Your instructions
Go through the material and pull out every line with the string "label" in it.

[Stored entries]
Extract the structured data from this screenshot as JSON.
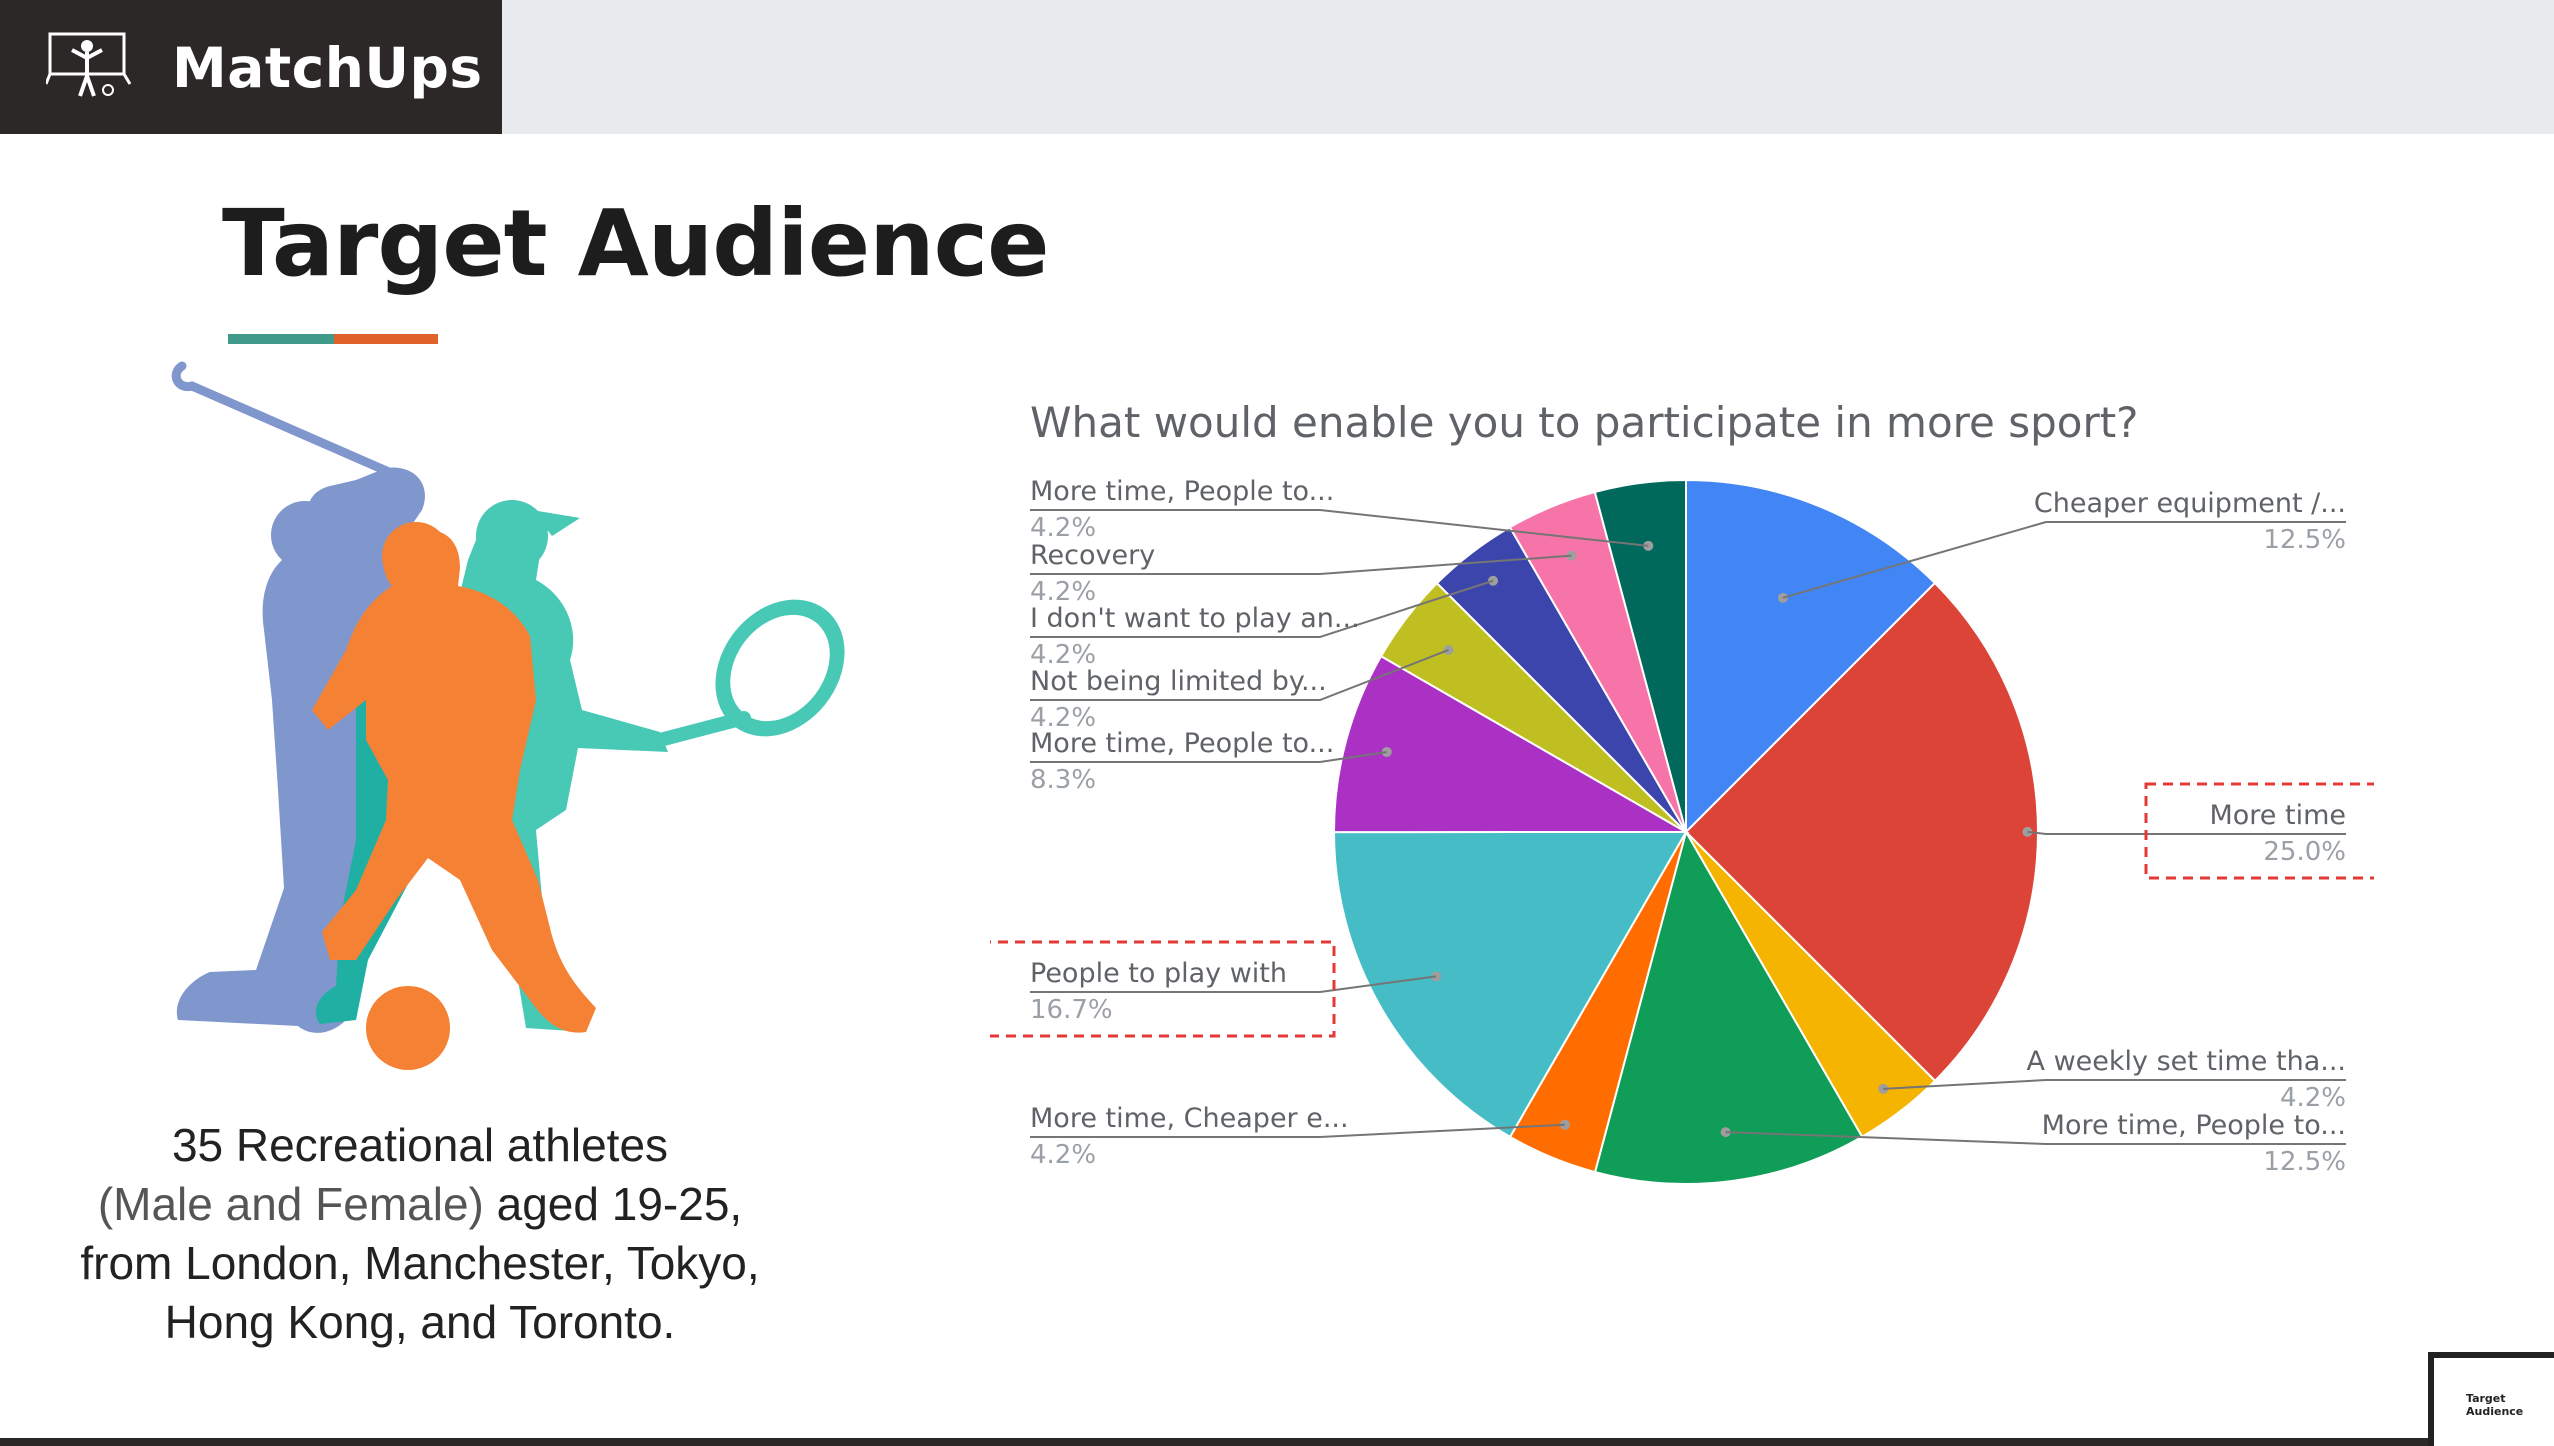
{
  "brand": {
    "name": "MatchUps",
    "icon": "goalkeeper-icon"
  },
  "slide": {
    "title": "Target Audience",
    "accent_colors": [
      "#3f9a8a",
      "#e0622b"
    ],
    "description": {
      "line1": "35 Recreational athletes",
      "line2_light": "(Male and Female)",
      "line2_rest": " aged 19-25,",
      "line3": "from London, Manchester, Tokyo,",
      "line4": "Hong Kong, and Toronto."
    }
  },
  "illustration": {
    "icon": "athletes-silhouette-icon",
    "colors": [
      "#7f97cc",
      "#f58134",
      "#47c9b6",
      "#1fb0a3"
    ]
  },
  "thumbnail": {
    "title": "Target Audience"
  },
  "chart_data": {
    "type": "pie",
    "title": "What would enable you to participate in more sport?",
    "slices": [
      {
        "label": "Cheaper equipment /...",
        "percent": "12.5%",
        "value": 12.5,
        "color": "#4285f4"
      },
      {
        "label": "More time",
        "percent": "25.0%",
        "value": 25.0,
        "color": "#db4437",
        "highlighted": true
      },
      {
        "label": "A weekly set time tha...",
        "percent": "4.2%",
        "value": 4.17,
        "color": "#f4b400"
      },
      {
        "label": "More time, People to...",
        "percent": "12.5%",
        "value": 12.5,
        "color": "#0f9d58"
      },
      {
        "label": "More time, Cheaper e...",
        "percent": "4.2%",
        "value": 4.17,
        "color": "#ff6d00"
      },
      {
        "label": "People to play with",
        "percent": "16.7%",
        "value": 16.67,
        "color": "#46bdc6",
        "highlighted": true
      },
      {
        "label": "More time, People to...",
        "percent": "8.3%",
        "value": 8.33,
        "color": "#ab30c4"
      },
      {
        "label": "Not being limited by...",
        "percent": "4.2%",
        "value": 4.17,
        "color": "#c0bf21"
      },
      {
        "label": "I don't want to play an...",
        "percent": "4.2%",
        "value": 4.17,
        "color": "#3b45ab"
      },
      {
        "label": "Recovery",
        "percent": "4.2%",
        "value": 4.17,
        "color": "#f774a8"
      },
      {
        "label": "More time, People to...",
        "percent": "4.2%",
        "value": 4.17,
        "color": "#00695c"
      }
    ]
  }
}
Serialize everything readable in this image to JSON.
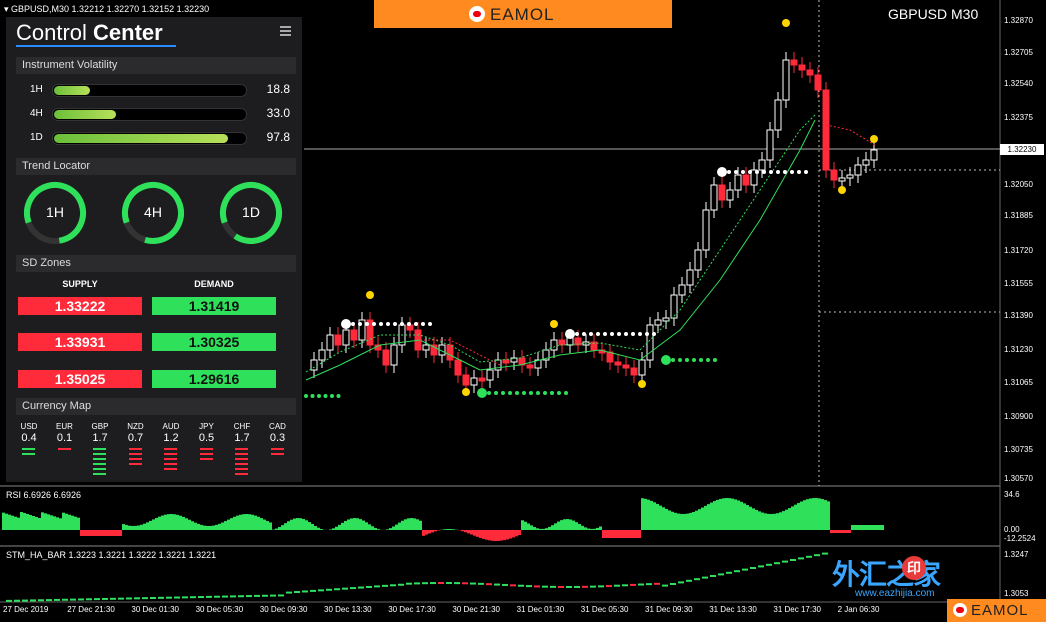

Complete response
        "label": "Cheaper equipment /...",
        "label": "More time",
        "label": "A weekly set time tha...",
        "label": "More time, People to...",
        "label": "More time, Cheaper e...",
        "label": "People to play with",
        "label": "More time, People to...",
        "label": "Not being limited by...",
        "label": "I don't want to play an...",
        "label": "Recovery",
        "label": "More time, People to...",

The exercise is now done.